**What to work on**
Search the data below for "трек"; list each line that holds it.

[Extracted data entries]
-------------------------
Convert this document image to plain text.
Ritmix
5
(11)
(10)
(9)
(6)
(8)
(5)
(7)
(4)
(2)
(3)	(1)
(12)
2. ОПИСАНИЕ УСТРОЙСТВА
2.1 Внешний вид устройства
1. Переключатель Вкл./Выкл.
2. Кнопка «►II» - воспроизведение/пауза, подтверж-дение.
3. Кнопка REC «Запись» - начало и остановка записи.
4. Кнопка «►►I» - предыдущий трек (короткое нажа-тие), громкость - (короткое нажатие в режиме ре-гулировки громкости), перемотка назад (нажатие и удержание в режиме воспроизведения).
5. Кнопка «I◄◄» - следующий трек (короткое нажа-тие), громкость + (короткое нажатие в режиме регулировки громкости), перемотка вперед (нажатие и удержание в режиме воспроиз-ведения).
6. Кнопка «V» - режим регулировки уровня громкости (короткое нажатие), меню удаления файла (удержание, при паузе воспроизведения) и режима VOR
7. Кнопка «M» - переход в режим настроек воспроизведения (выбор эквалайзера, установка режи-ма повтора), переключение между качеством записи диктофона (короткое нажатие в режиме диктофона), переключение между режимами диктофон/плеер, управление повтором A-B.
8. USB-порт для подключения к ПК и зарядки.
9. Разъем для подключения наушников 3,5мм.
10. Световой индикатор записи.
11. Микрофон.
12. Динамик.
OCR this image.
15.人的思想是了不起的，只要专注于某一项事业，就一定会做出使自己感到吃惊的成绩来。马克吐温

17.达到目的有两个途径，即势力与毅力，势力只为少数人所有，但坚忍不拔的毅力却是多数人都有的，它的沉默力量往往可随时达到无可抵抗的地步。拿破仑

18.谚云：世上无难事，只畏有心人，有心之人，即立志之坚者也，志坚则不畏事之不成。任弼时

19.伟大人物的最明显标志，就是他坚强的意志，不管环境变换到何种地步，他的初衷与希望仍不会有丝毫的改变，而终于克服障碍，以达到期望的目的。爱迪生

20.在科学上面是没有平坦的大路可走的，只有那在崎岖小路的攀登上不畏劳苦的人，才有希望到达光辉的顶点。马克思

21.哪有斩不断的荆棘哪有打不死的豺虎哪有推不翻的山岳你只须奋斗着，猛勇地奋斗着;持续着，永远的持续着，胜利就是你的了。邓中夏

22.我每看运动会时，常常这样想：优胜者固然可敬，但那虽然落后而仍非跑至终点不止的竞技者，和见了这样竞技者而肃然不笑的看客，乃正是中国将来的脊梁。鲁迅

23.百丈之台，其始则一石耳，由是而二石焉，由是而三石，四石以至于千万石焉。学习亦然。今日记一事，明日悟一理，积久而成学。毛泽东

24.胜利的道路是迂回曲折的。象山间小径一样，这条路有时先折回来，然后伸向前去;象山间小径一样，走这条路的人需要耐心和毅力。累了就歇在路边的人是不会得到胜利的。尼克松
-------------------------
**Answer to the exercise**
4. Кнопка «►►I» - предыдущий трек (короткое нажа-тие), громкость - (короткое нажатие в режиме ре-гулировки громкости), перемотка назад (нажатие и удержание в режиме воспроизведения).
5. Кнопка «I◄◄» - следующий трек (короткое нажа-тие), громкость + (короткое нажатие в режиме регулировки громкости), перемотка вперед (нажатие и удержание в режиме воспроиз-ведения).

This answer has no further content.